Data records
▬▬▬▬▬▬

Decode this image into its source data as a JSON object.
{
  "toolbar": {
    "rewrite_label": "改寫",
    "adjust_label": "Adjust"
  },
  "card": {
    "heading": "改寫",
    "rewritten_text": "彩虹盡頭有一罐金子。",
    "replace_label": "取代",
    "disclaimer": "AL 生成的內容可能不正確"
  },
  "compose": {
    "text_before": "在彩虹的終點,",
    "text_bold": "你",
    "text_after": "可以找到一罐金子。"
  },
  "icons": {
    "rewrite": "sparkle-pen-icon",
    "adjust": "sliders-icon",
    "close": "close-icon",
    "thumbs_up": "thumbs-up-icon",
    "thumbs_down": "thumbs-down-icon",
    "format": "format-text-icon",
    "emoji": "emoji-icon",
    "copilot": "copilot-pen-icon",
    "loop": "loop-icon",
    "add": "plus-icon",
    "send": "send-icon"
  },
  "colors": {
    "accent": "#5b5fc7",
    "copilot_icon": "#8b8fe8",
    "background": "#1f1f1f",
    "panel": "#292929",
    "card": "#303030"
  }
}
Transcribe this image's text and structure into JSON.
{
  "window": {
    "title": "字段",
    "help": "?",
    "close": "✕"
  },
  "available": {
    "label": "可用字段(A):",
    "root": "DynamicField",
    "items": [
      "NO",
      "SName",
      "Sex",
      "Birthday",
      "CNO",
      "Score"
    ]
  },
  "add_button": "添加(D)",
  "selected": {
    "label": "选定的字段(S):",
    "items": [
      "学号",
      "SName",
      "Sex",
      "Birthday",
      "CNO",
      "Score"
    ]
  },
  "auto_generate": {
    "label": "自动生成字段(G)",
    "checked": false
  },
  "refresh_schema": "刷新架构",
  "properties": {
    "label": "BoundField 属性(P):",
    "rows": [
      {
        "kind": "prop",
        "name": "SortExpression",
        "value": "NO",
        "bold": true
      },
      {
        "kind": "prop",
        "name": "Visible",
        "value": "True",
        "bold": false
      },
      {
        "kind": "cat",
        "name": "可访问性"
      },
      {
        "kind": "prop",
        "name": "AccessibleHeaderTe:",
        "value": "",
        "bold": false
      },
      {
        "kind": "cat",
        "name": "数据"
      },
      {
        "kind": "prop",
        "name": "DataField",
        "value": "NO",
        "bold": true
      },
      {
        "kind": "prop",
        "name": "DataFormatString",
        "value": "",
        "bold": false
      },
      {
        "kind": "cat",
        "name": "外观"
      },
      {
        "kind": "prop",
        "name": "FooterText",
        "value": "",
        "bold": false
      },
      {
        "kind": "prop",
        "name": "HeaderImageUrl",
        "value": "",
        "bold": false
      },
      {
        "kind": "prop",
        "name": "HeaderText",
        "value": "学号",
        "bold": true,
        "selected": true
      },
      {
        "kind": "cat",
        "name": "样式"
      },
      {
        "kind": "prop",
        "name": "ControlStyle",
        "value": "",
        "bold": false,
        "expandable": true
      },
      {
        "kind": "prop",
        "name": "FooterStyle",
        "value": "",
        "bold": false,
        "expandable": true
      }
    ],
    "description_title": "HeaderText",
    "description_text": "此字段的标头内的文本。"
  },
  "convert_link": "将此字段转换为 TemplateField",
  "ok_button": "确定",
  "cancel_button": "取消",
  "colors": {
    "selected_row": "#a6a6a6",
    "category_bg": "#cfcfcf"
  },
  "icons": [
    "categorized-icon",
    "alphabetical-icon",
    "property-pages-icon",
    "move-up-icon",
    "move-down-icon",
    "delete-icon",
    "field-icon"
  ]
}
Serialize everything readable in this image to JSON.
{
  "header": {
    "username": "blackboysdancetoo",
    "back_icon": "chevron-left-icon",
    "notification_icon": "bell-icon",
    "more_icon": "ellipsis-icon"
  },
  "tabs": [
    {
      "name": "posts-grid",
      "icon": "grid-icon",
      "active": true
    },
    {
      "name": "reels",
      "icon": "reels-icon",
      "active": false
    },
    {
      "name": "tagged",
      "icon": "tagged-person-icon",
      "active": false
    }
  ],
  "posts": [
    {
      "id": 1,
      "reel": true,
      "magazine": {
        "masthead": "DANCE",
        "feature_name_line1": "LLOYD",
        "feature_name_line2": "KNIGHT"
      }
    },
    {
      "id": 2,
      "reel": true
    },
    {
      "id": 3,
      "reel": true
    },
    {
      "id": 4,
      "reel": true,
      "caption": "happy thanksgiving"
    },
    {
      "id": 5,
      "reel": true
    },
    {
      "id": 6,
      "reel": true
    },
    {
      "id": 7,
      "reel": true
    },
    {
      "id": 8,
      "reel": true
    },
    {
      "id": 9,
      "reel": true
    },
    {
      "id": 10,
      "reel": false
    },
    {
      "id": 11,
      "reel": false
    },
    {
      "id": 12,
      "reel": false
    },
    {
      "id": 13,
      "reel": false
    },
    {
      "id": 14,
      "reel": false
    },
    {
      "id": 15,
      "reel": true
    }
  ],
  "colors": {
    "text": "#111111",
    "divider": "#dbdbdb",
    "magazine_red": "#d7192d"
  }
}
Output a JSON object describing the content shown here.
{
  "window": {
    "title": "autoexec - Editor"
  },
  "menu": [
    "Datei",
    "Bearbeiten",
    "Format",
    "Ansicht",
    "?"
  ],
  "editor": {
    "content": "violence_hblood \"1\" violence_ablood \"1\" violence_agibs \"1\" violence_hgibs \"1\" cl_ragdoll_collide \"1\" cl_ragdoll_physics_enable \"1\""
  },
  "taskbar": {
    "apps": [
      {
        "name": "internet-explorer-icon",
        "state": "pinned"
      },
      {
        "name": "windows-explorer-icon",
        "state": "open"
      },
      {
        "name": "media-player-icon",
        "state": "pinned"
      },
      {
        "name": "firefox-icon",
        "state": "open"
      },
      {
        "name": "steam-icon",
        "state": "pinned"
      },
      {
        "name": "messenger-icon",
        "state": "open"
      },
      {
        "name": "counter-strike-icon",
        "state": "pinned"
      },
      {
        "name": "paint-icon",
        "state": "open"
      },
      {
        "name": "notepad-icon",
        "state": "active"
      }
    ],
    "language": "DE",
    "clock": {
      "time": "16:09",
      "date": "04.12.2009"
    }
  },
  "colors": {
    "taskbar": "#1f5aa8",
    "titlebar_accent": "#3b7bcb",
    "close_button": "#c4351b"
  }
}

▬▬▬▬▬▬

• [What you should do]: Copy all of the data exactly.

• [Solution to this task]:
Decode this image into its source data as a JSON object.
{
  "toolbar": {
    "rewrite_label": "改寫",
    "adjust_label": "Adjust"
  },
  "card": {
    "heading": "改寫",
    "rewritten_text": "彩虹盡頭有一罐金子。",
    "replace_label": "取代",
    "disclaimer": "AL 生成的內容可能不正確"
  },
  "compose": {
    "text_before": "在彩虹的終點,",
    "text_bold": "你",
    "text_after": "可以找到一罐金子。"
  },
  "icons": {
    "rewrite": "sparkle-pen-icon",
    "adjust": "sliders-icon",
    "close": "close-icon",
    "thumbs_up": "thumbs-up-icon",
    "thumbs_down": "thumbs-down-icon",
    "format": "format-text-icon",
    "emoji": "emoji-icon",
    "copilot": "copilot-pen-icon",
    "loop": "loop-icon",
    "add": "plus-icon",
    "send": "send-icon"
  },
  "colors": {
    "accent": "#5b5fc7",
    "copilot_icon": "#8b8fe8",
    "background": "#1f1f1f",
    "panel": "#292929",
    "card": "#303030"
  }
}
Transcribe this image's text and structure into JSON.
{
  "window": {
    "title": "字段",
    "help": "?",
    "close": "✕"
  },
  "available": {
    "label": "可用字段(A):",
    "root": "DynamicField",
    "items": [
      "NO",
      "SName",
      "Sex",
      "Birthday",
      "CNO",
      "Score"
    ]
  },
  "add_button": "添加(D)",
  "selected": {
    "label": "选定的字段(S):",
    "items": [
      "学号",
      "SName",
      "Sex",
      "Birthday",
      "CNO",
      "Score"
    ]
  },
  "auto_generate": {
    "label": "自动生成字段(G)",
    "checked": false
  },
  "refresh_schema": "刷新架构",
  "properties": {
    "label": "BoundField 属性(P):",
    "rows": [
      {
        "kind": "prop",
        "name": "SortExpression",
        "value": "NO",
        "bold": true
      },
      {
        "kind": "prop",
        "name": "Visible",
        "value": "True",
        "bold": false
      },
      {
        "kind": "cat",
        "name": "可访问性"
      },
      {
        "kind": "prop",
        "name": "AccessibleHeaderTe:",
        "value": "",
        "bold": false
      },
      {
        "kind": "cat",
        "name": "数据"
      },
      {
        "kind": "prop",
        "name": "DataField",
        "value": "NO",
        "bold": true
      },
      {
        "kind": "prop",
        "name": "DataFormatString",
        "value": "",
        "bold": false
      },
      {
        "kind": "cat",
        "name": "外观"
      },
      {
        "kind": "prop",
        "name": "FooterText",
        "value": "",
        "bold": false
      },
      {
        "kind": "prop",
        "name": "HeaderImageUrl",
        "value": "",
        "bold": false
      },
      {
        "kind": "prop",
        "name": "HeaderText",
        "value": "学号",
        "bold": true,
        "selected": true
      },
      {
        "kind": "cat",
        "name": "样式"
      },
      {
        "kind": "prop",
        "name": "ControlStyle",
        "value": "",
        "bold": false,
        "expandable": true
      },
      {
        "kind": "prop",
        "name": "FooterStyle",
        "value": "",
        "bold": false,
        "expandable": true
      }
    ],
    "description_title": "HeaderText",
    "description_text": "此字段的标头内的文本。"
  },
  "convert_link": "将此字段转换为 TemplateField",
  "ok_button": "确定",
  "cancel_button": "取消",
  "colors": {
    "selected_row": "#a6a6a6",
    "category_bg": "#cfcfcf"
  },
  "icons": [
    "categorized-icon",
    "alphabetical-icon",
    "property-pages-icon",
    "move-up-icon",
    "move-down-icon",
    "delete-icon",
    "field-icon"
  ]
}
Serialize everything readable in this image to JSON.
{
  "header": {
    "username": "blackboysdancetoo",
    "back_icon": "chevron-left-icon",
    "notification_icon": "bell-icon",
    "more_icon": "ellipsis-icon"
  },
  "tabs": [
    {
      "name": "posts-grid",
      "icon": "grid-icon",
      "active": true
    },
    {
      "name": "reels",
      "icon": "reels-icon",
      "active": false
    },
    {
      "name": "tagged",
      "icon": "tagged-person-icon",
      "active": false
    }
  ],
  "posts": [
    {
      "id": 1,
      "reel": true,
      "magazine": {
        "masthead": "DANCE",
        "feature_name_line1": "LLOYD",
        "feature_name_line2": "KNIGHT"
      }
    },
    {
      "id": 2,
      "reel": true
    },
    {
      "id": 3,
      "reel": true
    },
    {
      "id": 4,
      "reel": true,
      "caption": "happy thanksgiving"
    },
    {
      "id": 5,
      "reel": true
    },
    {
      "id": 6,
      "reel": true
    },
    {
      "id": 7,
      "reel": true
    },
    {
      "id": 8,
      "reel": true
    },
    {
      "id": 9,
      "reel": true
    },
    {
      "id": 10,
      "reel": false
    },
    {
      "id": 11,
      "reel": false
    },
    {
      "id": 12,
      "reel": false
    },
    {
      "id": 13,
      "reel": false
    },
    {
      "id": 14,
      "reel": false
    },
    {
      "id": 15,
      "reel": true
    }
  ],
  "colors": {
    "text": "#111111",
    "divider": "#dbdbdb",
    "magazine_red": "#d7192d"
  }
}
Output a JSON object describing the content shown here.
{
  "window": {
    "title": "autoexec - Editor"
  },
  "menu": [
    "Datei",
    "Bearbeiten",
    "Format",
    "Ansicht",
    "?"
  ],
  "editor": {
    "content": "violence_hblood \"1\" violence_ablood \"1\" violence_agibs \"1\" violence_hgibs \"1\" cl_ragdoll_collide \"1\" cl_ragdoll_physics_enable \"1\""
  },
  "taskbar": {
    "apps": [
      {
        "name": "internet-explorer-icon",
        "state": "pinned"
      },
      {
        "name": "windows-explorer-icon",
        "state": "open"
      },
      {
        "name": "media-player-icon",
        "state": "pinned"
      },
      {
        "name": "firefox-icon",
        "state": "open"
      },
      {
        "name": "steam-icon",
        "state": "pinned"
      },
      {
        "name": "messenger-icon",
        "state": "open"
      },
      {
        "name": "counter-strike-icon",
        "state": "pinned"
      },
      {
        "name": "paint-icon",
        "state": "open"
      },
      {
        "name": "notepad-icon",
        "state": "active"
      }
    ],
    "language": "DE",
    "clock": {
      "time": "16:09",
      "date": "04.12.2009"
    }
  },
  "colors": {
    "taskbar": "#1f5aa8",
    "titlebar_accent": "#3b7bcb",
    "close_button": "#c4351b"
  }
}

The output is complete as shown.